Write every record out again exactly, and keep images out of it.
* START Extracted entries *
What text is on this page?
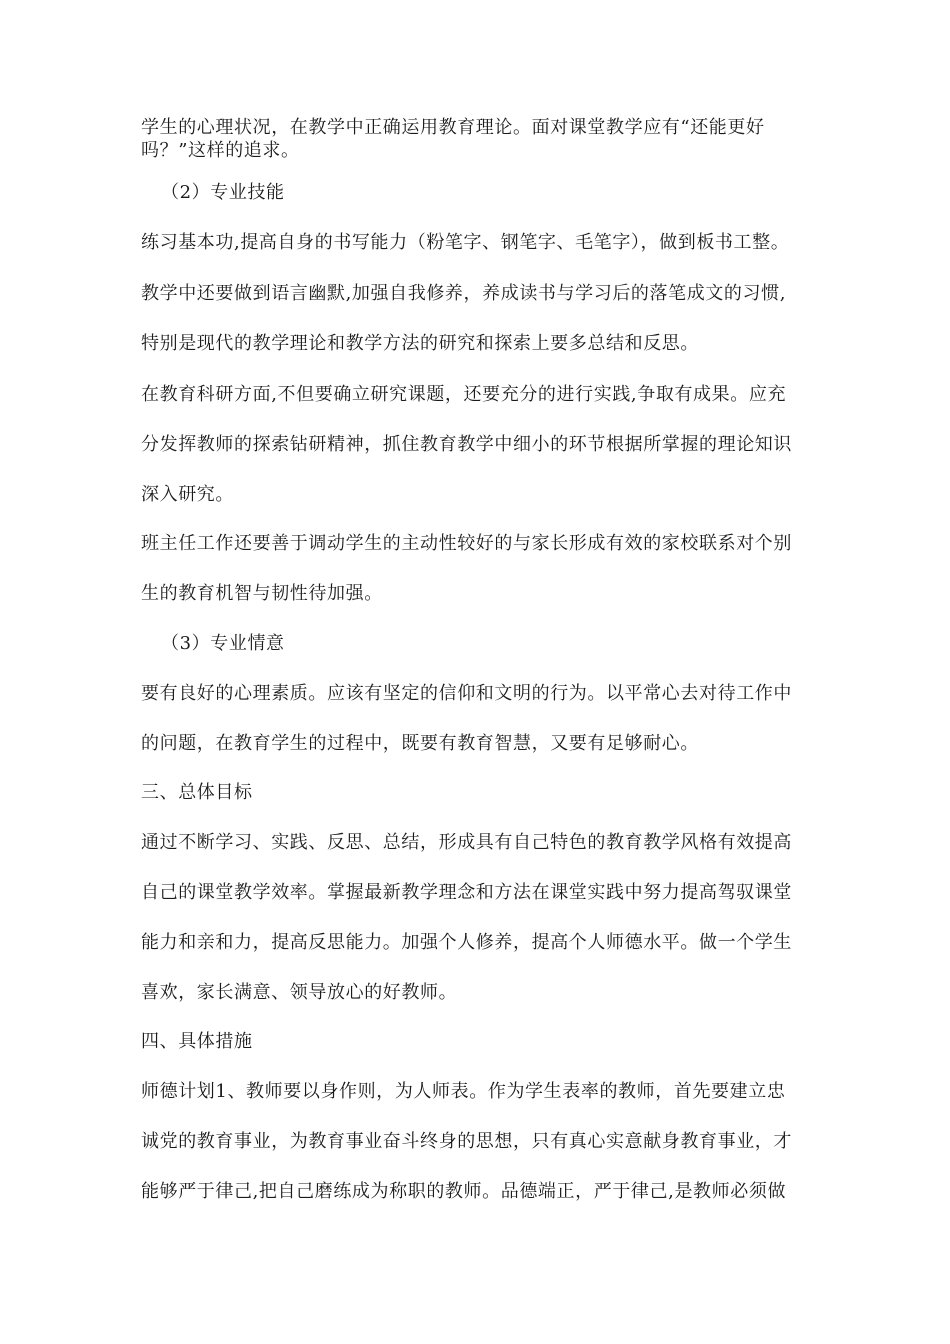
学生的心理状况，在教学中正确运用教育理论。面对课堂教学应有“还能更好
吗？”这样的追求。
（2）专业技能
练习基本功,提高自身的书写能力（粉笔字、钢笔字、毛笔字），做到板书工整。
教学中还要做到语言幽默,加强自我修养，养成读书与学习后的落笔成文的习惯,
特别是现代的教学理论和教学方法的研究和探索上要多总结和反思。
在教育科研方面,不但要确立研究课题，还要充分的进行实践,争取有成果。应充
分发挥教师的探索钻研精神，抓住教育教学中细小的环节根据所掌握的理论知识
深入研究。
班主任工作还要善于调动学生的主动性较好的与家长形成有效的家校联系对个别
生的教育机智与韧性待加强。
（3）专业情意
要有良好的心理素质。应该有坚定的信仰和文明的行为。以平常心去对待工作中
的问题，在教育学生的过程中，既要有教育智慧，又要有足够耐心。
三、总体目标
通过不断学习、实践、反思、总结，形成具有自己特色的教育教学风格有效提高
自己的课堂教学效率。掌握最新教学理念和方法在课堂实践中努力提高驾驭课堂
能力和亲和力，提高反思能力。加强个人修养，提高个人师德水平。做一个学生
喜欢，家长满意、领导放心的好教师。
四、具体措施
师德计划1、教师要以身作则，为人师表。作为学生表率的教师，首先要建立忠
诚党的教育事业，为教育事业奋斗终身的思想，只有真心实意献身教育事业，才
能够严于律己,把自己磨练成为称职的教师。品德端正，严于律己,是教师必须做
* END Extracted entries *
§ **Task response**
What text is on this page?
学生的心理状况，在教学中正确运用教育理论。面对课堂教学应有“还能更好
吗？”这样的追求。
（2）专业技能
练习基本功,提高自身的书写能力（粉笔字、钢笔字、毛笔字），做到板书工整。
教学中还要做到语言幽默,加强自我修养，养成读书与学习后的落笔成文的习惯,
特别是现代的教学理论和教学方法的研究和探索上要多总结和反思。
在教育科研方面,不但要确立研究课题，还要充分的进行实践,争取有成果。应充
分发挥教师的探索钻研精神，抓住教育教学中细小的环节根据所掌握的理论知识
深入研究。
班主任工作还要善于调动学生的主动性较好的与家长形成有效的家校联系对个别
生的教育机智与韧性待加强。
（3）专业情意
要有良好的心理素质。应该有坚定的信仰和文明的行为。以平常心去对待工作中
的问题，在教育学生的过程中，既要有教育智慧，又要有足够耐心。
三、总体目标
通过不断学习、实践、反思、总结，形成具有自己特色的教育教学风格有效提高
自己的课堂教学效率。掌握最新教学理念和方法在课堂实践中努力提高驾驭课堂
能力和亲和力，提高反思能力。加强个人修养，提高个人师德水平。做一个学生
喜欢，家长满意、领导放心的好教师。
四、具体措施
师德计划1、教师要以身作则，为人师表。作为学生表率的教师，首先要建立忠
诚党的教育事业，为教育事业奋斗终身的思想，只有真心实意献身教育事业，才
能够严于律己,把自己磨练成为称职的教师。品德端正，严于律己,是教师必须做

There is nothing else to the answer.